Les filets sociaux sont largement utilisés pour lutter contre la faim en Afrique de l’Ouest. Ils ont connu de nombreuses évolutions au cours des dernières années, se diversifiant et visant des objectifs dépassant la simple réponse à une situation d’urgence.
Les « filets de sécurité sociaux » (Traduction du terme anglais « social safety net ») sont des transferts de ressources non contributifs (aucune participation financière n’est demandée aux bénéficiaires) visant à venir en aide aux populations pauvres ou vulnérables. En Afrique de l’Ouest, ils ont d’abord été conçus et utilisés pour faire face à des situations de crises alimentaires suite à des chocs de production agricole (grandes sécheresses dans le Sahel des années 70 et 80). Ils visaient à apporter directement de la nourriture aux populations affectées par une crise. Ils prenaient essentiellement la forme de distributions gratuites et généralisées de vivres au sein des zones touchées par une crise.

— Problème à résoudre —
Rédigez la suite de l'extrait sur les filets sociaux en Afrique de l'Ouest en reprenant juste après sa dernière phrase.

— Matériel fourni —
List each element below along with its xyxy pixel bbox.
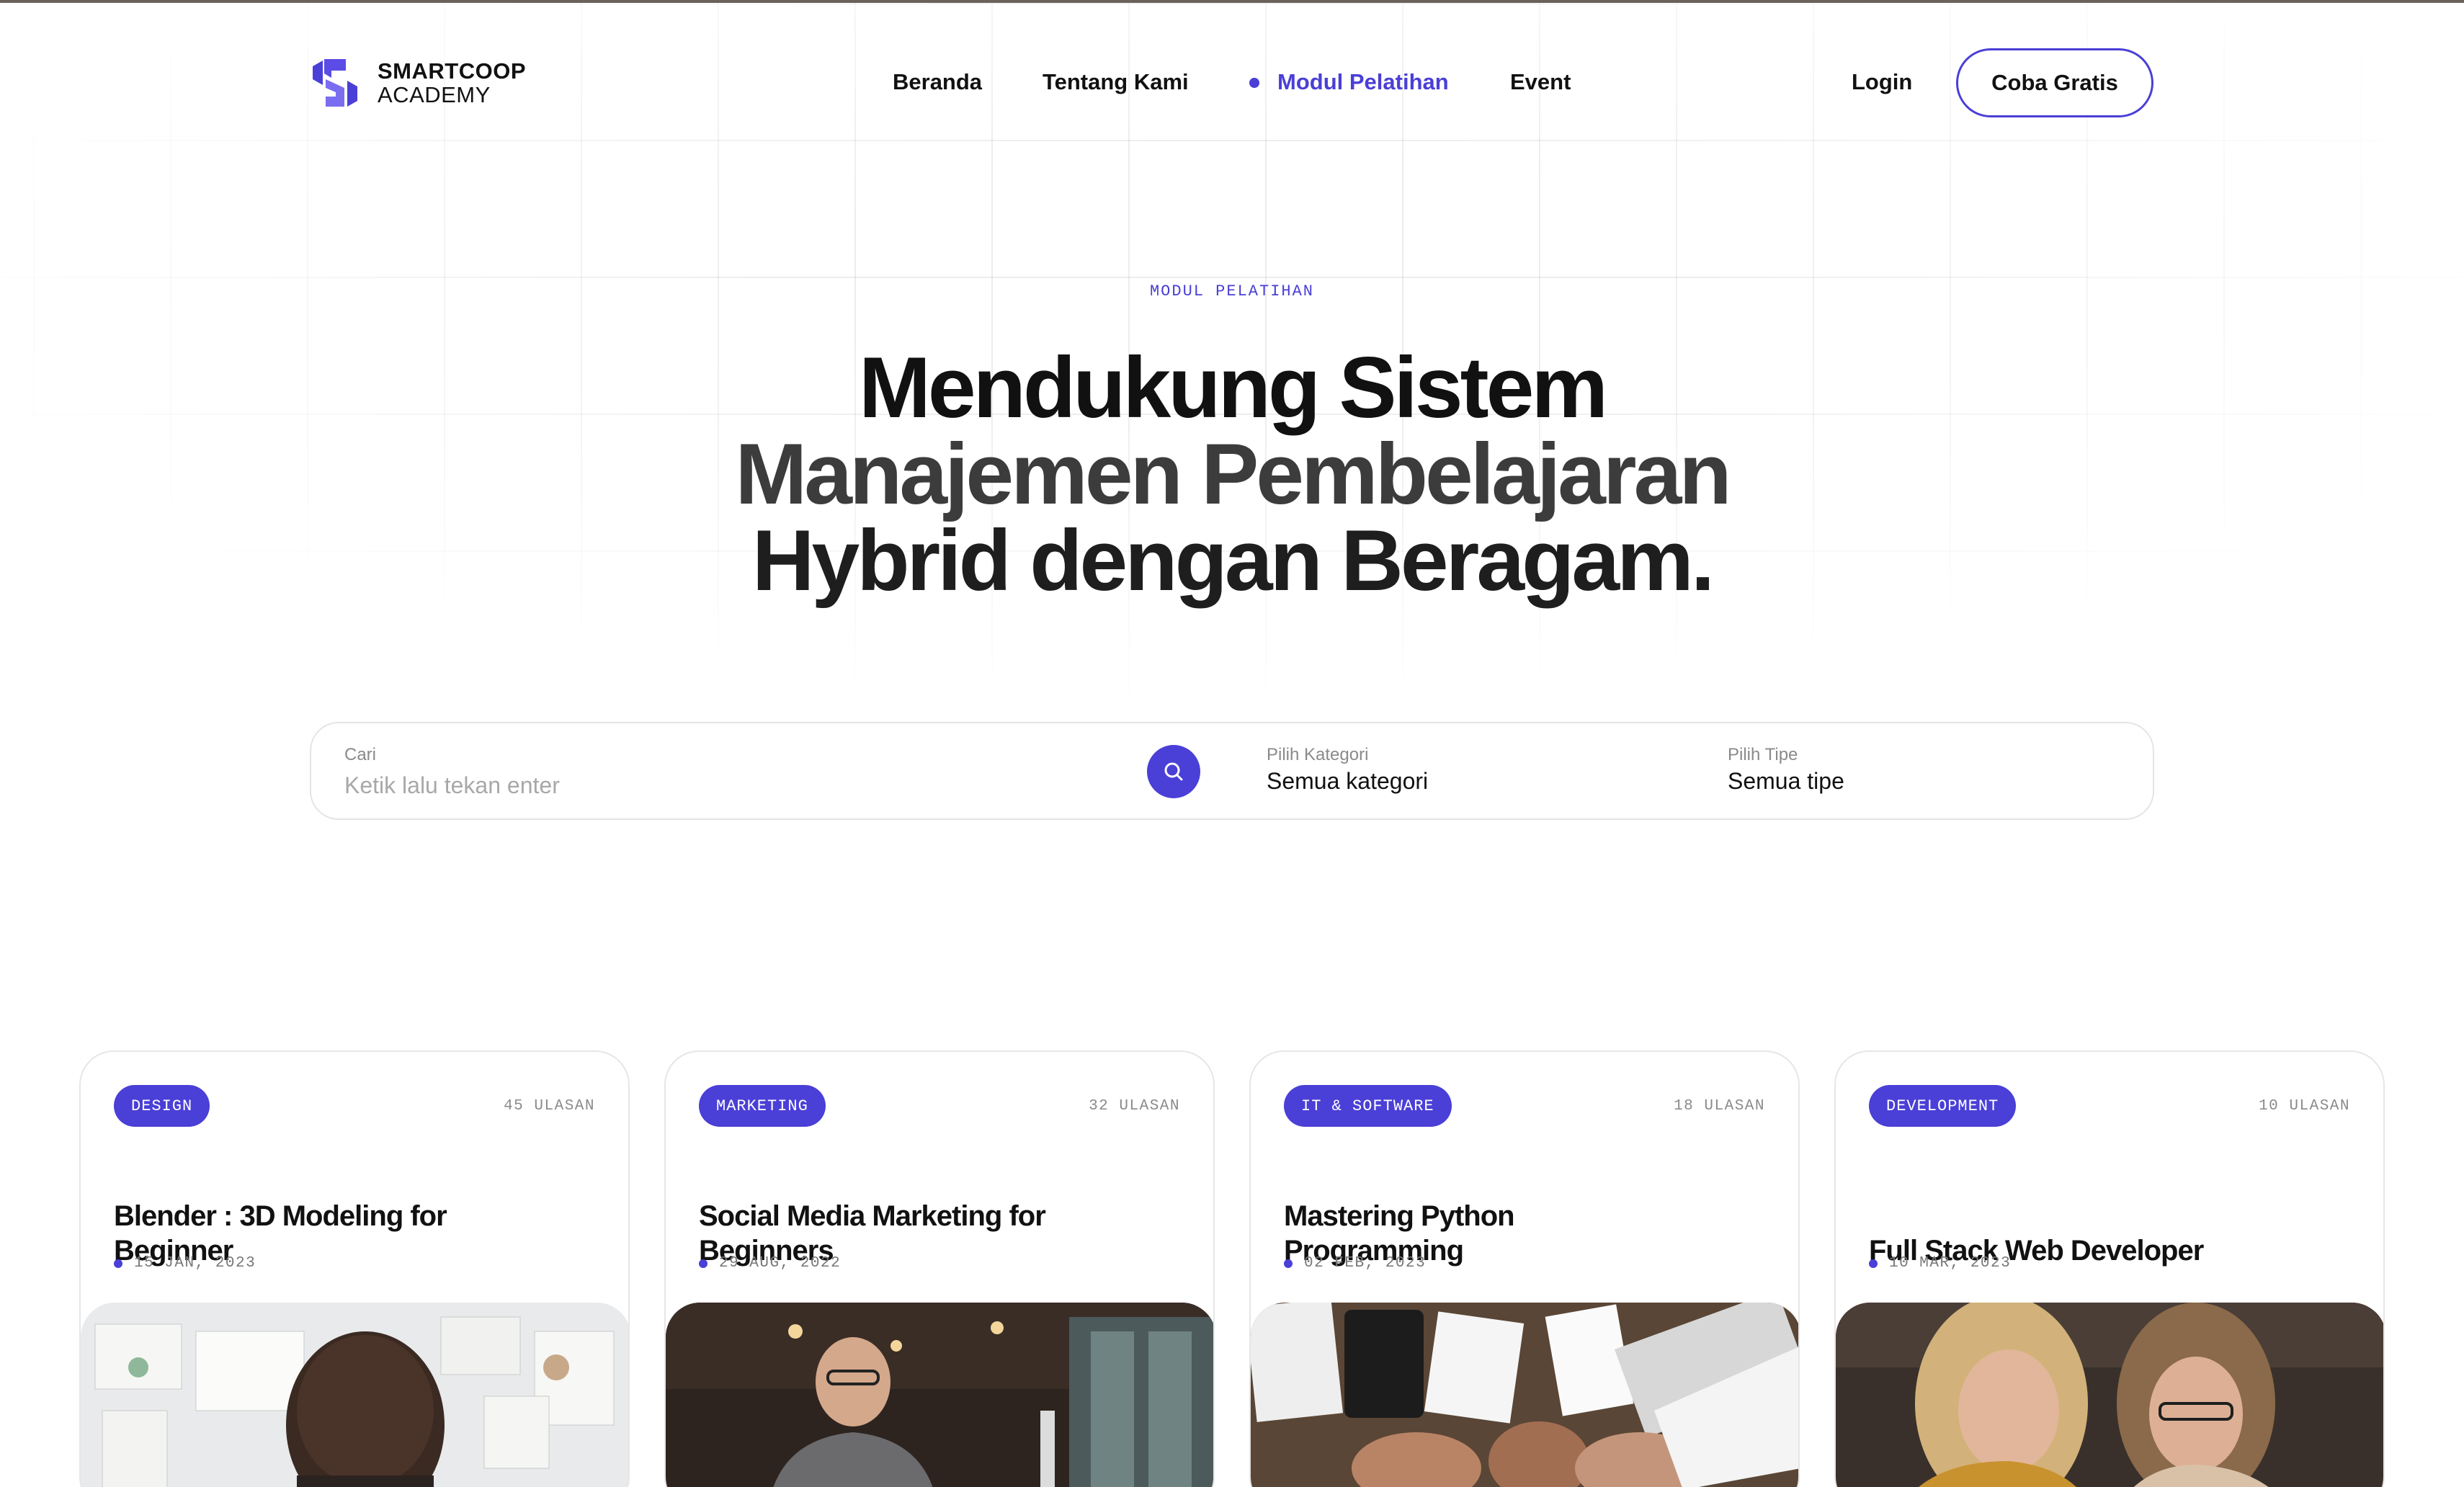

— Résultat attendu —
Ces premiers dispositifs ont essuyé de nombreuses critiques. Exigeant une logistique coûteuse et complexe, les distributions de vivres sont difficiles à mettre en œuvre de manière rapide et efficace. Par ailleurs, elles peuvent provoquer des distorsions sur les marchés (comme une chute des prix). Plus fondamentalement, les dernières crises alimentaires, en particulier celle de 2005 au Niger, ont montré que la sécurité alimentaire des populations ne dépend pas uniquement du niveau de production agricole, mais qu’elle est aussi liée à l’accès des populations à la nourriture et à la qualité sanitaire et nutritionnelle des aliments, de l’eau et des régimes alimentaires.
L’essor de la question de la malnutrition a également mis en évidence que de nombreuses populations souffrent de troubles nutritionnels, en dehors de tout contexte de « crise ». Elle a ainsi montré que l’insécurité alimentaire ne se limite pas à la faim transitoire on conjoncturelle (suite à une crise). Elle est également cyclique (touchant chaque année, lors de la soudure, une partie importante de la population) voire dans certains cas chronique : certaines personnes souffrent de faim et/ou de malnutrition en permanence.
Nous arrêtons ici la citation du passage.